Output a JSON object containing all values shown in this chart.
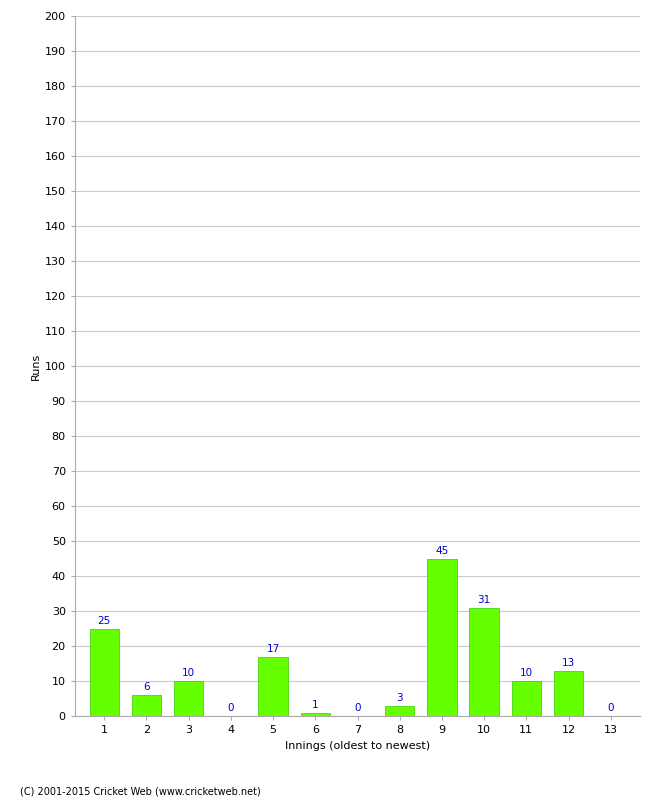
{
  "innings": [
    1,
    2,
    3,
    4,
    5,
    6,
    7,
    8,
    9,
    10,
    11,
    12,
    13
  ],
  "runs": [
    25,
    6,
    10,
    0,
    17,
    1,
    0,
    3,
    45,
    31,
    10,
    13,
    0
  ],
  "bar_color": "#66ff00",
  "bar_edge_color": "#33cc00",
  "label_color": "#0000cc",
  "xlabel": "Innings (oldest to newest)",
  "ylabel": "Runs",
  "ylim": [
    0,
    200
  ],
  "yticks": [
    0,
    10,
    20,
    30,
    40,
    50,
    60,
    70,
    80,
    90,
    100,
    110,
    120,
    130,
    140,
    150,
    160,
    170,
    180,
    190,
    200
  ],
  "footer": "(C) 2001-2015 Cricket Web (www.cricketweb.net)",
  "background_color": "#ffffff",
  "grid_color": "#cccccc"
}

#### [Task goal]
Reproduce each line exactly, please, except for any pictures.

#### [Problem solution]
Output a JSON object containing all values shown in this chart.
{
  "innings": [
    1,
    2,
    3,
    4,
    5,
    6,
    7,
    8,
    9,
    10,
    11,
    12,
    13
  ],
  "runs": [
    25,
    6,
    10,
    0,
    17,
    1,
    0,
    3,
    45,
    31,
    10,
    13,
    0
  ],
  "bar_color": "#66ff00",
  "bar_edge_color": "#33cc00",
  "label_color": "#0000cc",
  "xlabel": "Innings (oldest to newest)",
  "ylabel": "Runs",
  "ylim": [
    0,
    200
  ],
  "yticks": [
    0,
    10,
    20,
    30,
    40,
    50,
    60,
    70,
    80,
    90,
    100,
    110,
    120,
    130,
    140,
    150,
    160,
    170,
    180,
    190,
    200
  ],
  "footer": "(C) 2001-2015 Cricket Web (www.cricketweb.net)",
  "background_color": "#ffffff",
  "grid_color": "#cccccc"
}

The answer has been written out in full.